[begin DATA EXCERPTS]

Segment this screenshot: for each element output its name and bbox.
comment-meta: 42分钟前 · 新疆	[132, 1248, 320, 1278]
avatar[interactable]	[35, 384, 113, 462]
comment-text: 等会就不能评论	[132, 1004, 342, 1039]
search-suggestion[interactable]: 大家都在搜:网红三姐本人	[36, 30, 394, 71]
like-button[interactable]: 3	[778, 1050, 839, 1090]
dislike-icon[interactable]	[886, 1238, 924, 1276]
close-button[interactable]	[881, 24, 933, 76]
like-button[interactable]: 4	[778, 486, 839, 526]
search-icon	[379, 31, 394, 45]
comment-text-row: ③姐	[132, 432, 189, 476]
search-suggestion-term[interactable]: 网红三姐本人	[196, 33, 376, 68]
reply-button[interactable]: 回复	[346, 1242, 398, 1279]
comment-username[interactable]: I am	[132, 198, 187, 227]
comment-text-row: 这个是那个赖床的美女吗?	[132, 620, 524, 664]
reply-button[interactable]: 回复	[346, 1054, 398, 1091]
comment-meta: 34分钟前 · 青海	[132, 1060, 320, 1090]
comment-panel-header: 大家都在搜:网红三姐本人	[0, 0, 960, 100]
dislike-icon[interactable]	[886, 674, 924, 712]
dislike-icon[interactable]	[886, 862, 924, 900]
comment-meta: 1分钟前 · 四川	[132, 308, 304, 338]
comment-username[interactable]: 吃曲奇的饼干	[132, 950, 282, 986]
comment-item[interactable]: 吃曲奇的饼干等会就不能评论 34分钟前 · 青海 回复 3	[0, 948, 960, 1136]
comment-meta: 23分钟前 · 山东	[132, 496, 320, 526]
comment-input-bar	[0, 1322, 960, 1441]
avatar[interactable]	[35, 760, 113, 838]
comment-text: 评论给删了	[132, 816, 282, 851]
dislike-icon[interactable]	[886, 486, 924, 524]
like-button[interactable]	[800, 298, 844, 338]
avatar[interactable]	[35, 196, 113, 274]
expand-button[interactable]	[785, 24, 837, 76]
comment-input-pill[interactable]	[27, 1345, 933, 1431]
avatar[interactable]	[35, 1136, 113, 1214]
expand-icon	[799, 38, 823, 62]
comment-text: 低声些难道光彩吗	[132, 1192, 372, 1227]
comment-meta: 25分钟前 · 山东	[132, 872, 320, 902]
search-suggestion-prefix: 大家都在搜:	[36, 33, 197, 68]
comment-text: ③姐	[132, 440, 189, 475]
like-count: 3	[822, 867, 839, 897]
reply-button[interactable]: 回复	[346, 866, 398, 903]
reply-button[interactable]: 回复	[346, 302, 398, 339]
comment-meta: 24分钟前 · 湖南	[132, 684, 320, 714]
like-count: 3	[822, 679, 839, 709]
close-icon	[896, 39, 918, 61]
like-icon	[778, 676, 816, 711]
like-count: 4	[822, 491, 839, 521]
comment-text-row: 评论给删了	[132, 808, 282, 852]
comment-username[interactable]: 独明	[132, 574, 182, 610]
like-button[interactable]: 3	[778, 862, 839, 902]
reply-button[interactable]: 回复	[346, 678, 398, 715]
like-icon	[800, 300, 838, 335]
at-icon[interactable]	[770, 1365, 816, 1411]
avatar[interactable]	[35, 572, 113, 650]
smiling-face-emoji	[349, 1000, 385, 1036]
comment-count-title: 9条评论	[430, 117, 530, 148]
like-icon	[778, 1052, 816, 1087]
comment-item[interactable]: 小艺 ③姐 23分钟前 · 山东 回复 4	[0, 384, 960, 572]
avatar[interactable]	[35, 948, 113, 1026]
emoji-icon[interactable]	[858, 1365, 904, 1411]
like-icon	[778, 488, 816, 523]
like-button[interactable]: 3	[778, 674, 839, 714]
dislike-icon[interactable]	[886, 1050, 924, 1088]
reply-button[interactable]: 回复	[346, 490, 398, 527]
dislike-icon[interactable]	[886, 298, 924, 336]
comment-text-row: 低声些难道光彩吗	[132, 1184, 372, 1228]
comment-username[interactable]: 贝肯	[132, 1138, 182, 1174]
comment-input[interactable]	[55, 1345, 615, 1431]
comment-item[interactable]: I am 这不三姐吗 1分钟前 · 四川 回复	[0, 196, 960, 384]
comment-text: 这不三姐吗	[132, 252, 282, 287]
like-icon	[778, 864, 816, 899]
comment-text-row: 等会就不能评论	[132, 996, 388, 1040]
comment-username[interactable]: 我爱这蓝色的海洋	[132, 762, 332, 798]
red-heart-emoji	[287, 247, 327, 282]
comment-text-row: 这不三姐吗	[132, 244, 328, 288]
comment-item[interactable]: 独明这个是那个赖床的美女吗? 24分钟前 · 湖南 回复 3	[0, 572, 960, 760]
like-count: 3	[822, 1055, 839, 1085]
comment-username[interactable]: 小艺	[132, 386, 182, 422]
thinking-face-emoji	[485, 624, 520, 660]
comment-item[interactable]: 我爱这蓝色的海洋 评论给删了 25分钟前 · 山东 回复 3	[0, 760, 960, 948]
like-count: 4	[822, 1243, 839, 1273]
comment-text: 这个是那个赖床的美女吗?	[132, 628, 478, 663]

[end DATA EXCERPTS]

WORK INSTRUCTIONS:
Duplicate each line of these records precisely, with no changes.

SOLUTION TO THIS EXERCISE:
Segment this screenshot: for each element output its name and bbox.
comment-meta: 42分钟前 · 新疆	[132, 1248, 320, 1278]
avatar[interactable]	[35, 384, 113, 462]
comment-text: 等会就不能评论	[132, 1004, 342, 1039]
search-suggestion[interactable]: 大家都在搜:网红三姐本人	[36, 30, 394, 71]
like-button[interactable]: 3	[778, 1050, 839, 1090]
dislike-icon[interactable]	[886, 1238, 924, 1276]
close-button[interactable]	[881, 24, 933, 76]
like-button[interactable]: 4	[778, 486, 839, 526]
search-icon	[379, 31, 394, 45]
comment-text-row: ③姐	[132, 432, 189, 476]
search-suggestion-term[interactable]: 网红三姐本人	[196, 33, 376, 68]
reply-button[interactable]: 回复	[346, 1242, 398, 1279]
comment-username[interactable]: I am	[132, 198, 187, 227]
comment-text-row: 这个是那个赖床的美女吗?	[132, 620, 524, 664]
reply-button[interactable]: 回复	[346, 1054, 398, 1091]
comment-meta: 34分钟前 · 青海	[132, 1060, 320, 1090]
comment-panel-header: 大家都在搜:网红三姐本人	[0, 0, 960, 100]
dislike-icon[interactable]	[886, 674, 924, 712]
dislike-icon[interactable]	[886, 862, 924, 900]
comment-meta: 1分钟前 · 四川	[132, 308, 304, 338]
comment-username[interactable]: 吃曲奇的饼干	[132, 950, 282, 986]
comment-item[interactable]: 吃曲奇的饼干等会就不能评论 34分钟前 · 青海 回复 3	[0, 948, 960, 1136]
comment-meta: 23分钟前 · 山东	[132, 496, 320, 526]
comment-input-bar	[0, 1322, 960, 1441]
avatar[interactable]	[35, 760, 113, 838]
comment-text: 评论给删了	[132, 816, 282, 851]
dislike-icon[interactable]	[886, 486, 924, 524]
like-button[interactable]	[800, 298, 844, 338]
avatar[interactable]	[35, 196, 113, 274]
expand-button[interactable]	[785, 24, 837, 76]
comment-input-pill[interactable]	[27, 1345, 933, 1431]
avatar[interactable]	[35, 1136, 113, 1214]
expand-icon	[799, 38, 823, 62]
comment-text: 低声些难道光彩吗	[132, 1192, 372, 1227]
comment-meta: 25分钟前 · 山东	[132, 872, 320, 902]
search-suggestion-prefix: 大家都在搜:	[36, 33, 197, 68]
comment-text: ③姐	[132, 440, 189, 475]
like-count: 3	[822, 867, 839, 897]
reply-button[interactable]: 回复	[346, 866, 398, 903]
reply-button[interactable]: 回复	[346, 302, 398, 339]
comment-meta: 24分钟前 · 湖南	[132, 684, 320, 714]
like-count: 3	[822, 679, 839, 709]
close-icon	[896, 39, 918, 61]
like-icon	[778, 676, 816, 711]
like-count: 4	[822, 491, 839, 521]
comment-text-row: 评论给删了	[132, 808, 282, 852]
comment-username[interactable]: 独明	[132, 574, 182, 610]
like-button[interactable]: 3	[778, 862, 839, 902]
reply-button[interactable]: 回复	[346, 678, 398, 715]
like-icon	[800, 300, 838, 335]
at-icon[interactable]	[770, 1365, 816, 1411]
avatar[interactable]	[35, 572, 113, 650]
smiling-face-emoji	[349, 1000, 385, 1036]
comment-count-title: 9条评论	[430, 117, 530, 148]
like-icon	[778, 1052, 816, 1087]
comment-item[interactable]: 小艺 ③姐 23分钟前 · 山东 回复 4	[0, 384, 960, 572]
avatar[interactable]	[35, 948, 113, 1026]
emoji-icon[interactable]	[858, 1365, 904, 1411]
like-icon	[778, 488, 816, 523]
like-button[interactable]: 3	[778, 674, 839, 714]
dislike-icon[interactable]	[886, 1050, 924, 1088]
reply-button[interactable]: 回复	[346, 490, 398, 527]
dislike-icon[interactable]	[886, 298, 924, 336]
comment-text-row: 低声些难道光彩吗	[132, 1184, 372, 1228]
comment-username[interactable]: 贝肯	[132, 1138, 182, 1174]
comment-input[interactable]	[55, 1345, 615, 1431]
comment-item[interactable]: I am 这不三姐吗 1分钟前 · 四川 回复	[0, 196, 960, 384]
comment-text: 这不三姐吗	[132, 252, 282, 287]
like-icon	[778, 864, 816, 899]
comment-text-row: 等会就不能评论	[132, 996, 388, 1040]
comment-username[interactable]: 我爱这蓝色的海洋	[132, 762, 332, 798]
red-heart-emoji	[287, 247, 327, 282]
comment-text-row: 这不三姐吗	[132, 244, 328, 288]
comment-item[interactable]: 独明这个是那个赖床的美女吗? 24分钟前 · 湖南 回复 3	[0, 572, 960, 760]
like-count: 3	[822, 1055, 839, 1085]
comment-username[interactable]: 小艺	[132, 386, 182, 422]
thinking-face-emoji	[485, 624, 520, 660]
comment-item[interactable]: 我爱这蓝色的海洋 评论给删了 25分钟前 · 山东 回复 3	[0, 760, 960, 948]
like-count: 4	[822, 1243, 839, 1273]
comment-text: 这个是那个赖床的美女吗?	[132, 628, 478, 663]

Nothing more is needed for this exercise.